* [PROBLEM TO SOLVE]: Go through the entries below and collect each line with the string "while" in it.

* [MATERIAL FOR THE TASK]:
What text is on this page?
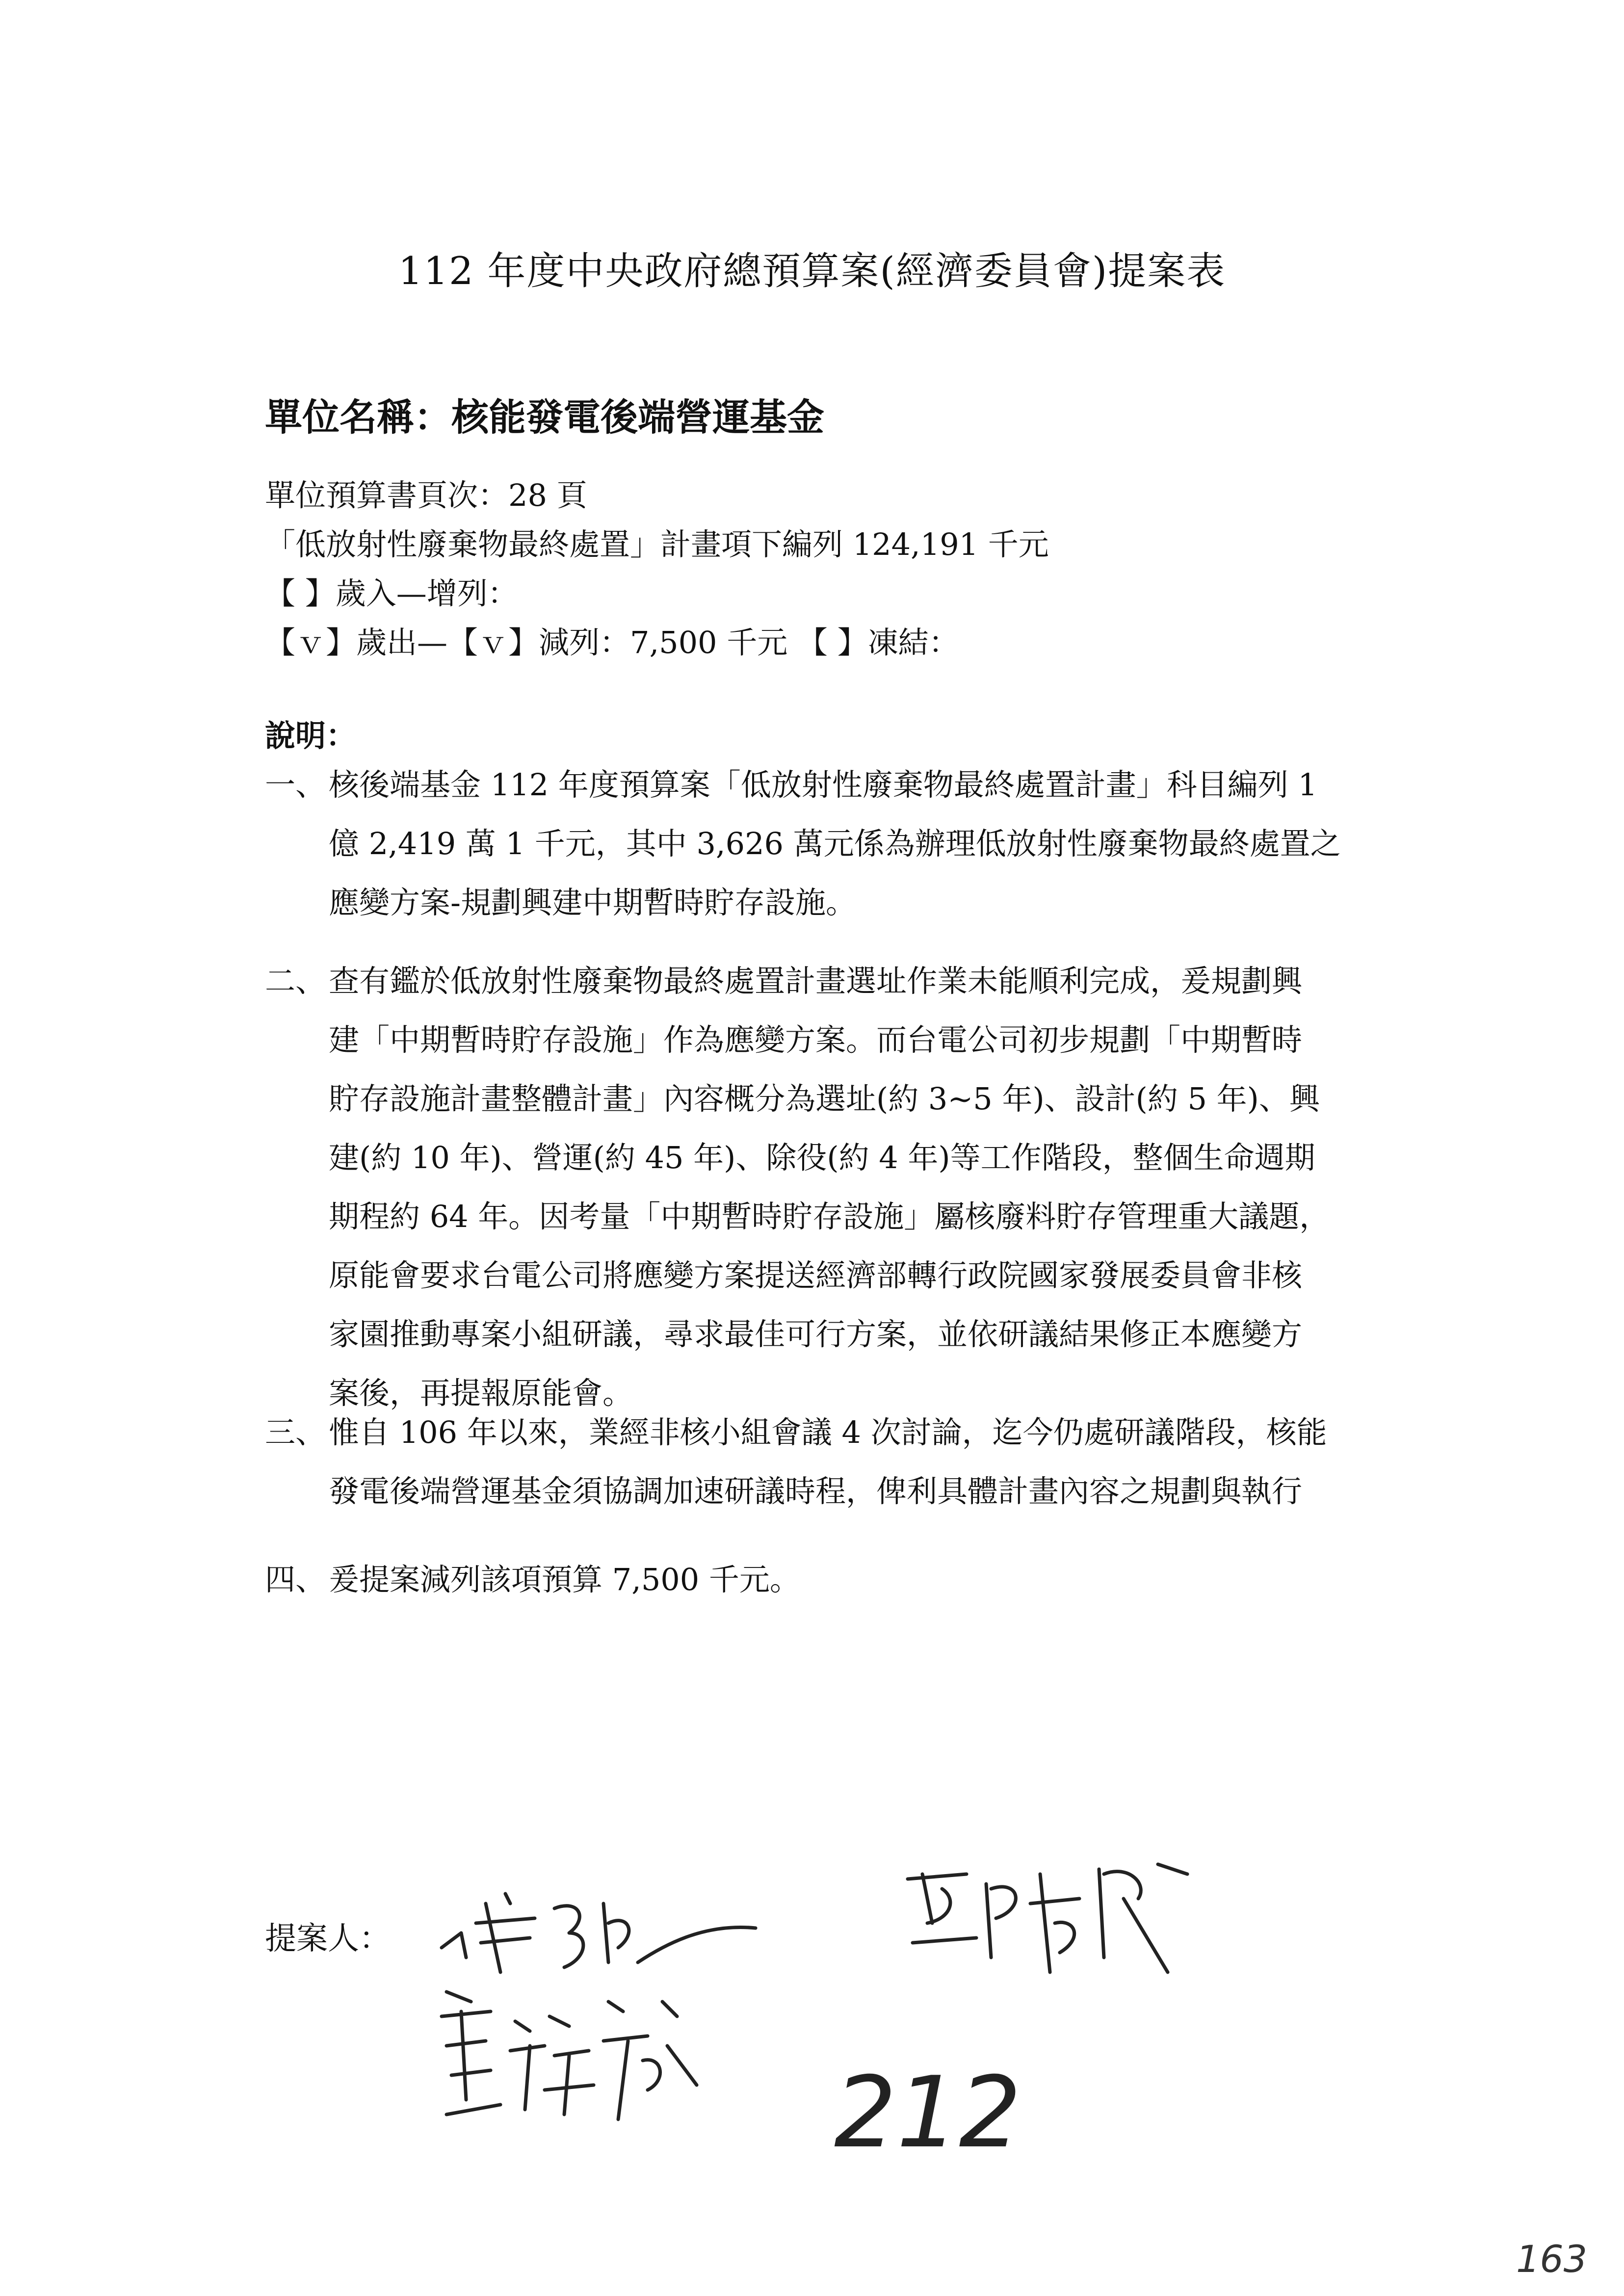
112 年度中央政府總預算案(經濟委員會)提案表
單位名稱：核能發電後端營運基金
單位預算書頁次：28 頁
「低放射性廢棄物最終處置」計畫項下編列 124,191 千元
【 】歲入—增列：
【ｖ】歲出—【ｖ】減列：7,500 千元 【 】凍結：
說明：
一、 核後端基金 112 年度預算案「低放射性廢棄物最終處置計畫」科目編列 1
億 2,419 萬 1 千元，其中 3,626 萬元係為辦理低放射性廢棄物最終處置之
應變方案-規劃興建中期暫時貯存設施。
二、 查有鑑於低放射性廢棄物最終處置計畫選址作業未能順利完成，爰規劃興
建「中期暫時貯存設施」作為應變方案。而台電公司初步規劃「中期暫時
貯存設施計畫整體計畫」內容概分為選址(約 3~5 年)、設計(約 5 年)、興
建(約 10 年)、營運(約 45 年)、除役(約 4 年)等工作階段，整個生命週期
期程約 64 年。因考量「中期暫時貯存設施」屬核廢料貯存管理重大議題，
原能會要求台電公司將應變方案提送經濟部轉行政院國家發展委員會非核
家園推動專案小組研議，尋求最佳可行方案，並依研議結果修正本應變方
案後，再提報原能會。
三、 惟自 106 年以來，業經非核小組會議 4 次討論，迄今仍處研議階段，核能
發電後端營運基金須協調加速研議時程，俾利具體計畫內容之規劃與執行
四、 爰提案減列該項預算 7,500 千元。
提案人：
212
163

--

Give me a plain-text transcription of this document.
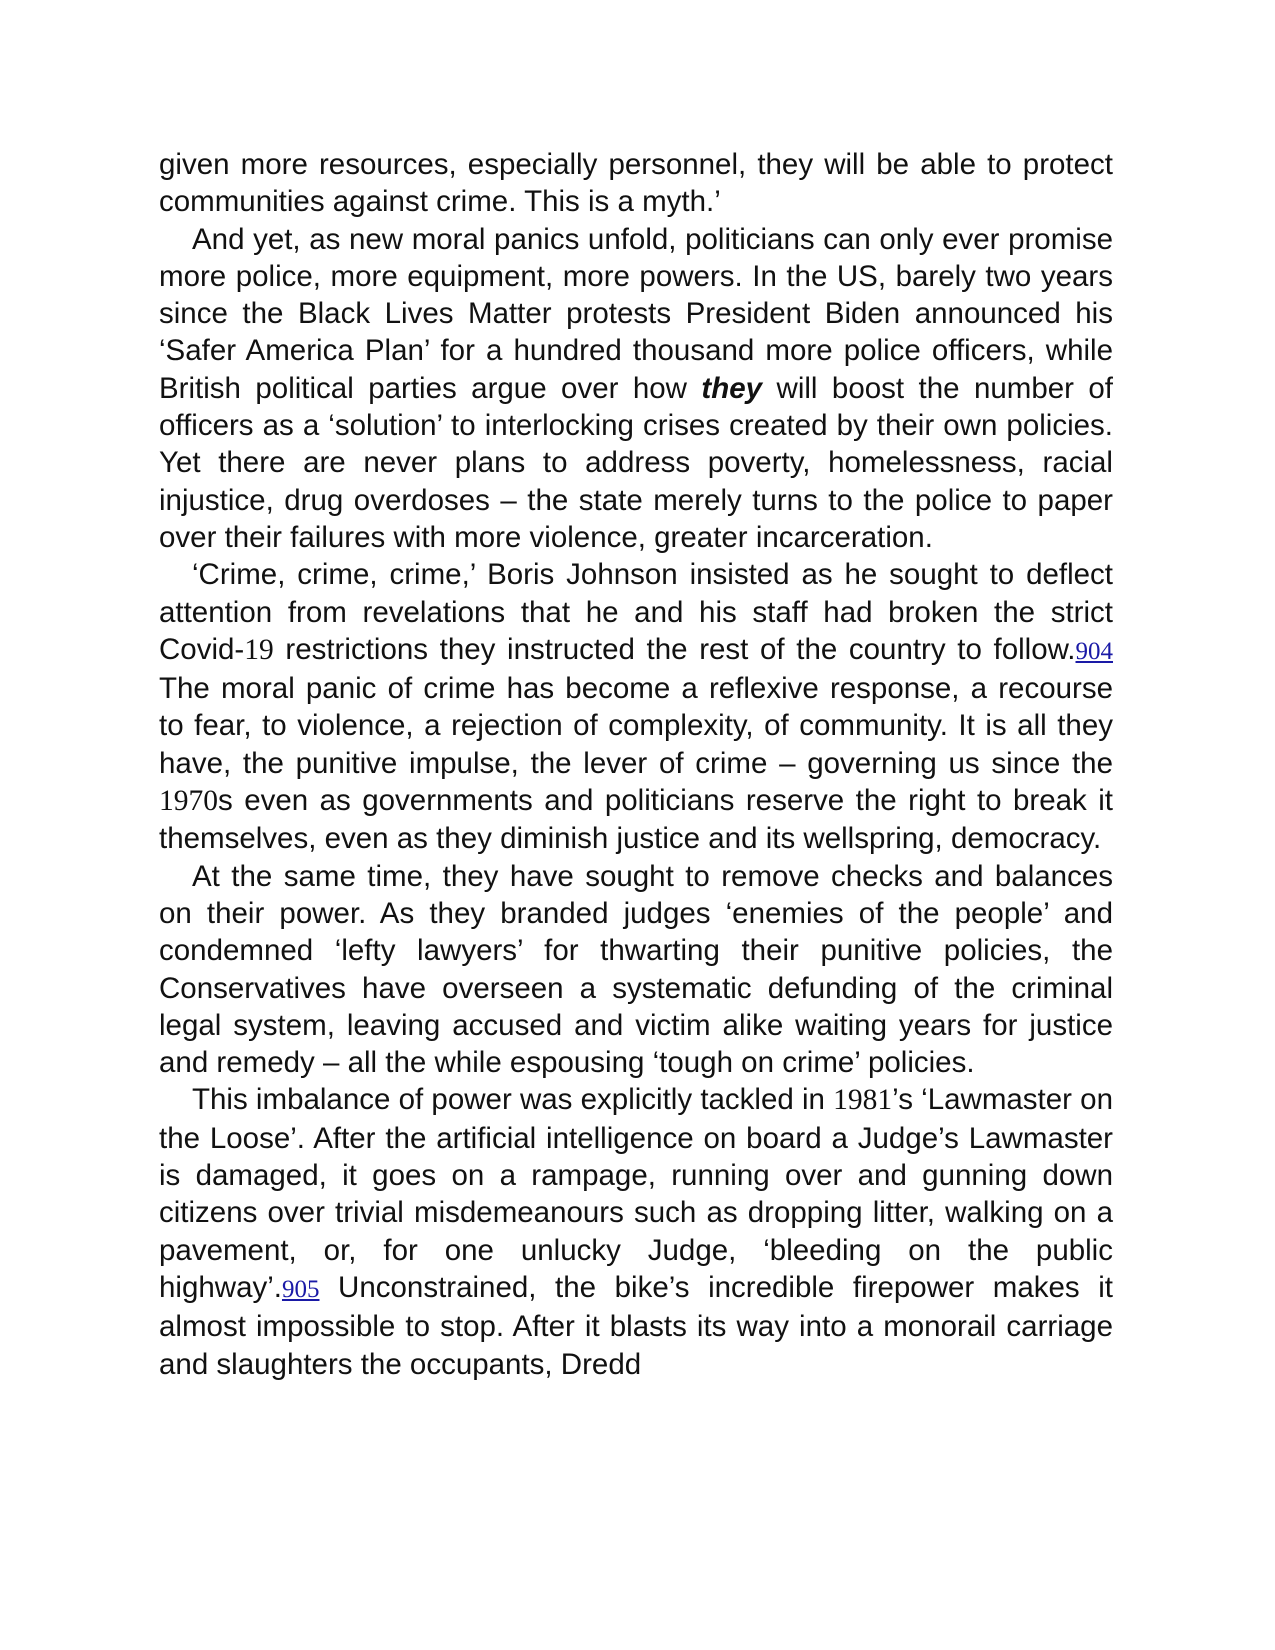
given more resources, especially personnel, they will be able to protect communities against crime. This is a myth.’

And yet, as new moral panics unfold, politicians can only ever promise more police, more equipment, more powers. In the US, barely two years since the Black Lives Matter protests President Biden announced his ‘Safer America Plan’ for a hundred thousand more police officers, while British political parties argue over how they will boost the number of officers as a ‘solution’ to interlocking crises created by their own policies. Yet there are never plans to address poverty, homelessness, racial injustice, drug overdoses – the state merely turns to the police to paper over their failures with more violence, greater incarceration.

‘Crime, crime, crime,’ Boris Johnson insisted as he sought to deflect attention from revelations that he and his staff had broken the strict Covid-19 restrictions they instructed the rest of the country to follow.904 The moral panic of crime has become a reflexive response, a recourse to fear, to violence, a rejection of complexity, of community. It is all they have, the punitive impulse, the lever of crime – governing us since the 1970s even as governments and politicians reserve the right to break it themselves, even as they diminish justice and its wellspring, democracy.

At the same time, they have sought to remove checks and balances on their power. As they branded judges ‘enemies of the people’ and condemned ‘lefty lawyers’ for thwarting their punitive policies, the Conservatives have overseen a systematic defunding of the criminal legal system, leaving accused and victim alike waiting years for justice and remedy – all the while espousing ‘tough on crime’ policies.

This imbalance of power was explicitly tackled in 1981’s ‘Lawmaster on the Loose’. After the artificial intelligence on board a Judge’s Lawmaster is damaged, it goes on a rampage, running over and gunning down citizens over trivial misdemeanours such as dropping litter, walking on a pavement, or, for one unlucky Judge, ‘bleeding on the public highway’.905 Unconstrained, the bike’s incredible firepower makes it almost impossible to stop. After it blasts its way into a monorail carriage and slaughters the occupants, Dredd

* [WRITTEN RESPONSE]:
And yet, as new moral panics unfold, politicians can only ever promise more police, more equipment, more powers. In the US, barely two years since the Black Lives Matter protests President Biden announced his ‘Safer America Plan’ for a hundred thousand more police officers, while British political parties argue over how they will boost the number of officers as a ‘solution’ to interlocking crises created by their own policies. Yet there are never plans to address poverty, homelessness, racial injustice, drug overdoses – the state merely turns to the police to paper over their failures with more violence, greater incarceration.
At the same time, they have sought to remove checks and balances on their power. As they branded judges ‘enemies of the people’ and condemned ‘lefty lawyers’ for thwarting their punitive policies, the Conservatives have overseen a systematic defunding of the criminal legal system, leaving accused and victim alike waiting years for justice and remedy – all the while espousing ‘tough on crime’ policies.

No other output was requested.